What to produce:
Say how many lines contain "they", using only the number.

[start of Data entries]

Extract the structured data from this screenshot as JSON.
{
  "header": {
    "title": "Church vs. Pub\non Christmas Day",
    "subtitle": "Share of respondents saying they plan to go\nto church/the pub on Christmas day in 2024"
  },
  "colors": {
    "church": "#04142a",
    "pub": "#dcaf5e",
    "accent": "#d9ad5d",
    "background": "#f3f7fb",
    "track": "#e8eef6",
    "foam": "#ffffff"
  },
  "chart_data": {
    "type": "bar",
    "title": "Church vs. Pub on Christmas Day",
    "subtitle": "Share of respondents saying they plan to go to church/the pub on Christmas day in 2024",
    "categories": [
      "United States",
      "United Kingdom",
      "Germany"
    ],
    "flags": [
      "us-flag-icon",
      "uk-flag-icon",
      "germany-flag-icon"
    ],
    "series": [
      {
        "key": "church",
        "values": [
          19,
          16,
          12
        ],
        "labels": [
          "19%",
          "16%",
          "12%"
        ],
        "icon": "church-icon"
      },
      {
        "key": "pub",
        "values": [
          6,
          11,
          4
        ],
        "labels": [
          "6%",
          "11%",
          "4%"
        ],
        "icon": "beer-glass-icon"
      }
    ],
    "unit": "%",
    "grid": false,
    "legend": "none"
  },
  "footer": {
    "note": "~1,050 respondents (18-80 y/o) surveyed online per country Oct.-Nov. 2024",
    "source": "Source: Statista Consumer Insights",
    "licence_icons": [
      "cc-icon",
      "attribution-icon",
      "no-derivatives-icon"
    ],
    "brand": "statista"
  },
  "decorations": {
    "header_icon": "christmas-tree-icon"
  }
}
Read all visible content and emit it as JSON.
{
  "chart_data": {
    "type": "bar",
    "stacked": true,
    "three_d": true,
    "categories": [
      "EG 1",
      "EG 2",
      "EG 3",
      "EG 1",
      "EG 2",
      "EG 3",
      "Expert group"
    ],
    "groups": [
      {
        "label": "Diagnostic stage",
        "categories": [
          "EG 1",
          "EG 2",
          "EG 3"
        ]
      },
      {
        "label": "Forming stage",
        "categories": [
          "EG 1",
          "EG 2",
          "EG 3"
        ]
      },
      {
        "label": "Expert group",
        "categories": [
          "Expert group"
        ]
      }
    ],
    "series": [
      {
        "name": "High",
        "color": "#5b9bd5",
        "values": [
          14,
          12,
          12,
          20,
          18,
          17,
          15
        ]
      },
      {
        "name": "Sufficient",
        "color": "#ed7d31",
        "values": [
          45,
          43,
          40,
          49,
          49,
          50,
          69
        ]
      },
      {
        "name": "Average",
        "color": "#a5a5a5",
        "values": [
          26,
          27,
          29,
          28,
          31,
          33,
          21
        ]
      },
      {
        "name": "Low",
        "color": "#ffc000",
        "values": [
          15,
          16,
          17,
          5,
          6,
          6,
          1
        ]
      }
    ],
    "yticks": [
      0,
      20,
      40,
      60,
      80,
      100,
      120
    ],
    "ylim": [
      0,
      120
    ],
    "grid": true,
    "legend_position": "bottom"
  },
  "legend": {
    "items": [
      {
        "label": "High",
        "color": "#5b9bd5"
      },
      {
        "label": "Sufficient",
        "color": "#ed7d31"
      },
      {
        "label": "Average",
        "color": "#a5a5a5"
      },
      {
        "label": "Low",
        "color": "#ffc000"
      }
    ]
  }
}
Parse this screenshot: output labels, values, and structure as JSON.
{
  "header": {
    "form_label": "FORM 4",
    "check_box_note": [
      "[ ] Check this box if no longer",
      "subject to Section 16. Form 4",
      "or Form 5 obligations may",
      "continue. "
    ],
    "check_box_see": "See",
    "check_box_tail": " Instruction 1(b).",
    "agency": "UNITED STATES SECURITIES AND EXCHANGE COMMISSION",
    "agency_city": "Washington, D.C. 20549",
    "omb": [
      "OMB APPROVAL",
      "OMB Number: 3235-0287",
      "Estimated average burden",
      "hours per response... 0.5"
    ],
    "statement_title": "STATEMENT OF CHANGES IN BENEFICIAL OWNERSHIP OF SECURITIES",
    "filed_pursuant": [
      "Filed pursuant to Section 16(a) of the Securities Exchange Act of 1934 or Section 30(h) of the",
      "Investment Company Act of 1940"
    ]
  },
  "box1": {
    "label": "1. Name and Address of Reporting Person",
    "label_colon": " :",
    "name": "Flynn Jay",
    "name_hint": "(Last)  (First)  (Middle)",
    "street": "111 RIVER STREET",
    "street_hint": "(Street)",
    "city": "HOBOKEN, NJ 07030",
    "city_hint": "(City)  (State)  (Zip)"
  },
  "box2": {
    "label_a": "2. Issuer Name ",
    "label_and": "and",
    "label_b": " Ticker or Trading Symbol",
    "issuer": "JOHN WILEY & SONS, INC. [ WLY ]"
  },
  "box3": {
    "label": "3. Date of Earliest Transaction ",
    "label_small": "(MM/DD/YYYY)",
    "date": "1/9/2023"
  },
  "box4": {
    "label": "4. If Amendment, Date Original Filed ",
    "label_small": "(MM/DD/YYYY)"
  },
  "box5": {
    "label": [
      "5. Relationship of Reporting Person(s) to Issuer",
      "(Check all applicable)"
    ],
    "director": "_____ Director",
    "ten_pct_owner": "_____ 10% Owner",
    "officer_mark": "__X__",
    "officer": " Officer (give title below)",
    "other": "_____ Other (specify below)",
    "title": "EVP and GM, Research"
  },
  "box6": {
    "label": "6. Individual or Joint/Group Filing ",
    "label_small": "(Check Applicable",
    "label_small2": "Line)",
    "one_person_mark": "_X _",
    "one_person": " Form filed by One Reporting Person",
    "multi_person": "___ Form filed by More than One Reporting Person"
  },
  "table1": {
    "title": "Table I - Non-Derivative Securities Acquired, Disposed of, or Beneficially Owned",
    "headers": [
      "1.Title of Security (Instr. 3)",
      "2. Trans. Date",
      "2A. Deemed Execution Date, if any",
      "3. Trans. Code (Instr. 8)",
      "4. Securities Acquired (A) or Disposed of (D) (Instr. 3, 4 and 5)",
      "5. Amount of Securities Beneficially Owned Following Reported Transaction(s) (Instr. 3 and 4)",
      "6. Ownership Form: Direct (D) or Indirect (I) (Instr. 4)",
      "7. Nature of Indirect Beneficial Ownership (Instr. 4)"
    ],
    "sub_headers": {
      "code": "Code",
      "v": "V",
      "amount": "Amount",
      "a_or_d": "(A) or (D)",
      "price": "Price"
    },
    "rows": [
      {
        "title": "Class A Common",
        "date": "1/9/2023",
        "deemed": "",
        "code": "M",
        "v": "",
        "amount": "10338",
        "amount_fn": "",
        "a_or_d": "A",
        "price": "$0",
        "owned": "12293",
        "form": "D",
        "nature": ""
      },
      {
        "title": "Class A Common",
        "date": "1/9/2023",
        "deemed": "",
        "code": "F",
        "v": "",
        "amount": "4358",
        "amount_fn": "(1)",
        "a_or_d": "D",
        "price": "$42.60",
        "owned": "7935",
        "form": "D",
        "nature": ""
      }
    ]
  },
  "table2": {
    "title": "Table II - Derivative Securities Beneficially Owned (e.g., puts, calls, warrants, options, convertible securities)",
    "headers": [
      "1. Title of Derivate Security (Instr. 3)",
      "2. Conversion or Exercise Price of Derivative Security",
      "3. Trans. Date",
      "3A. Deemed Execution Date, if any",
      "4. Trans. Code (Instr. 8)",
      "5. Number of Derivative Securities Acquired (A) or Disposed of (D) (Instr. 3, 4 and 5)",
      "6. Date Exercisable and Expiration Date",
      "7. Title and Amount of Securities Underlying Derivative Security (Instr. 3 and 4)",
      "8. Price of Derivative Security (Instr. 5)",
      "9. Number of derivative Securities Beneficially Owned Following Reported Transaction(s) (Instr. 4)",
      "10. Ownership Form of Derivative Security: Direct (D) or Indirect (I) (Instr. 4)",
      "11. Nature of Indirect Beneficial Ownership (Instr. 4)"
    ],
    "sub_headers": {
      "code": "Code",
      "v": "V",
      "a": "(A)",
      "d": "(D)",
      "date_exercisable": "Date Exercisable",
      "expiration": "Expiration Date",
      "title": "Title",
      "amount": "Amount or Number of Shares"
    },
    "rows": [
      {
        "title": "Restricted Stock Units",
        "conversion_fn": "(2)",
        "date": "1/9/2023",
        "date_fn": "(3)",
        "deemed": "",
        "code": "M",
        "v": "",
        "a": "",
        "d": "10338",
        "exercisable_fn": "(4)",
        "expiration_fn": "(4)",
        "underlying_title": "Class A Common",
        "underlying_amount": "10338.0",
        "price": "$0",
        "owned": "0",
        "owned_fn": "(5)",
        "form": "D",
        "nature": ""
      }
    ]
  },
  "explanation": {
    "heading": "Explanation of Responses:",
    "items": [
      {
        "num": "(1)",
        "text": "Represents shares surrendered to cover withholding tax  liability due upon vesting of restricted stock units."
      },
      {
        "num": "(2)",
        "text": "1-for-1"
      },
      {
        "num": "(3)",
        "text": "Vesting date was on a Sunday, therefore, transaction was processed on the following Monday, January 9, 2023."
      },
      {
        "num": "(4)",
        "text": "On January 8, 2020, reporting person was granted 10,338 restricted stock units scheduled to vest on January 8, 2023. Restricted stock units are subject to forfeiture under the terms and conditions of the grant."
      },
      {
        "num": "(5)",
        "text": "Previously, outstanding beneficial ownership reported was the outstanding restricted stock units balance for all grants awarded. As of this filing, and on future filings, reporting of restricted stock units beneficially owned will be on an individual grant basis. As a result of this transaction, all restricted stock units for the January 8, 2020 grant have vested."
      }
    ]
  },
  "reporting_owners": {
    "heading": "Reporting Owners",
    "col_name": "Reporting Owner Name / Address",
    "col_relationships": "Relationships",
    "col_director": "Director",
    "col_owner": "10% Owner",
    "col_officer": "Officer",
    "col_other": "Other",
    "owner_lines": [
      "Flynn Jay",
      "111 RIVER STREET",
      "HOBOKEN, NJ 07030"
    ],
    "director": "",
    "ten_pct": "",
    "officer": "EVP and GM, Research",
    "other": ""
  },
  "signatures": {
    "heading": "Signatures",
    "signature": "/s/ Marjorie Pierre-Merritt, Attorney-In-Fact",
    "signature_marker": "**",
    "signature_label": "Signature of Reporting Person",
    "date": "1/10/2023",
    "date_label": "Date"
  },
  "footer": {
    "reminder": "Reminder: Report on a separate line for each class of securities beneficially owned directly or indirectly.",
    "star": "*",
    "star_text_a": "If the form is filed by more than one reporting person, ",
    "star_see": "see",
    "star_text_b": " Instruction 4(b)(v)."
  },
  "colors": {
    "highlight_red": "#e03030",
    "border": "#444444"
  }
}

[end of Data entries]

Solution to the problem:
2